WORK TO BE COMPLETED: Quote the listing below in its entirety.

═══ GIVEN RECORDS

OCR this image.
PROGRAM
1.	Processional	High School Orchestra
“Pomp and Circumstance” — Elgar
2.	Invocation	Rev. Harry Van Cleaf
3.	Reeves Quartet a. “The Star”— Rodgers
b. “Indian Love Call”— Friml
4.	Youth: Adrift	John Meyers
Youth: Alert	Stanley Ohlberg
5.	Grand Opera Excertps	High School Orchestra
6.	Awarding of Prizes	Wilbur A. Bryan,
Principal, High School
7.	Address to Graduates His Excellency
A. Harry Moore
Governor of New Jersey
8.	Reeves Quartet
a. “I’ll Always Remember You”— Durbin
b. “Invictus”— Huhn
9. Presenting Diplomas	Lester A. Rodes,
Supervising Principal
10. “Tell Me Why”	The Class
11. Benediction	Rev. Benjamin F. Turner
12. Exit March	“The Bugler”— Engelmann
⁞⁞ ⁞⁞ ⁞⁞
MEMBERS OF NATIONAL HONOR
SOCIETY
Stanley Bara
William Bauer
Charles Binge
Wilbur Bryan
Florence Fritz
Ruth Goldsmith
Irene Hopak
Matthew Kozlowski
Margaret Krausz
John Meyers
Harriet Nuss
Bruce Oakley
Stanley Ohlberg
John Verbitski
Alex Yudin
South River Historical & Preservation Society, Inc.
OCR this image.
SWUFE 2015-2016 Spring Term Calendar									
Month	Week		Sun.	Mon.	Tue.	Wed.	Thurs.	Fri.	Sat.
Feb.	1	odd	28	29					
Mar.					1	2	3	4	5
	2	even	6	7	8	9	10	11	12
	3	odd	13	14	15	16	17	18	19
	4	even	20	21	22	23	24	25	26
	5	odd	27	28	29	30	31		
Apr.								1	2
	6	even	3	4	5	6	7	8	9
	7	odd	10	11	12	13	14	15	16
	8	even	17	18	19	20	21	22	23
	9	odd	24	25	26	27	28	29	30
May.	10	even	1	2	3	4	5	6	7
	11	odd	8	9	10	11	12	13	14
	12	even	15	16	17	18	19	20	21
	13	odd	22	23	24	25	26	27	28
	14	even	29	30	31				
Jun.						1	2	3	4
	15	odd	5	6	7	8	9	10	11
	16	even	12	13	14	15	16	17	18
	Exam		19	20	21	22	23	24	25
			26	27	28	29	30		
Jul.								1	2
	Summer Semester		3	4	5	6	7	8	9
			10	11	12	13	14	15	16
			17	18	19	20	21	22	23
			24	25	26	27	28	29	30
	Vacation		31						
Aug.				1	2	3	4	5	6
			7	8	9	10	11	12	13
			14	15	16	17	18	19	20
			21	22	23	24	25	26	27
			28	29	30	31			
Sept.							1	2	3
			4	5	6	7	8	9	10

══════

CORRECT OUTPUT:
OCR this image.
PROGRAM
1.	Processional	High School Orchestra
“Pomp and Circumstance” — Elgar
2.	Invocation	Rev. Harry Van Cleaf
3.	Reeves Quartet a. “The Star”— Rodgers
b. “Indian Love Call”— Friml
4.	Youth: Adrift	John Meyers
Youth: Alert	Stanley Ohlberg
5.	Grand Opera Excertps	High School Orchestra
6.	Awarding of Prizes	Wilbur A. Bryan,
Principal, High School
7.	Address to Graduates His Excellency
A. Harry Moore
Governor of New Jersey
8.	Reeves Quartet
a. “I’ll Always Remember You”— Durbin
b. “Invictus”— Huhn
9. Presenting Diplomas	Lester A. Rodes,
Supervising Principal
10. “Tell Me Why”	The Class
11. Benediction	Rev. Benjamin F. Turner
12. Exit March	“The Bugler”— Engelmann
⁞⁞ ⁞⁞ ⁞⁞
MEMBERS OF NATIONAL HONOR
SOCIETY
Stanley Bara
William Bauer
Charles Binge
Wilbur Bryan
Florence Fritz
Ruth Goldsmith
Irene Hopak
Matthew Kozlowski
Margaret Krausz
John Meyers
Harriet Nuss
Bruce Oakley
Stanley Ohlberg
John Verbitski
Alex Yudin
South River Historical & Preservation Society, Inc.
OCR this image.
SWUFE 2015-2016 Spring Term Calendar									
Month	Week		Sun.	Mon.	Tue.	Wed.	Thurs.	Fri.	Sat.
Feb.	1	odd	28	29					
Mar.					1	2	3	4	5
	2	even	6	7	8	9	10	11	12
	3	odd	13	14	15	16	17	18	19
	4	even	20	21	22	23	24	25	26
	5	odd	27	28	29	30	31		
Apr.								1	2
	6	even	3	4	5	6	7	8	9
	7	odd	10	11	12	13	14	15	16
	8	even	17	18	19	20	21	22	23
	9	odd	24	25	26	27	28	29	30
May.	10	even	1	2	3	4	5	6	7
	11	odd	8	9	10	11	12	13	14
	12	even	15	16	17	18	19	20	21
	13	odd	22	23	24	25	26	27	28
	14	even	29	30	31				
Jun.						1	2	3	4
	15	odd	5	6	7	8	9	10	11
	16	even	12	13	14	15	16	17	18
	Exam		19	20	21	22	23	24	25
			26	27	28	29	30		
Jul.								1	2
	Summer Semester		3	4	5	6	7	8	9
			10	11	12	13	14	15	16
			17	18	19	20	21	22	23
			24	25	26	27	28	29	30
	Vacation		31						
Aug.				1	2	3	4	5	6
			7	8	9	10	11	12	13
			14	15	16	17	18	19	20
			21	22	23	24	25	26	27
			28	29	30	31			
Sept.							1	2	3
			4	5	6	7	8	9	10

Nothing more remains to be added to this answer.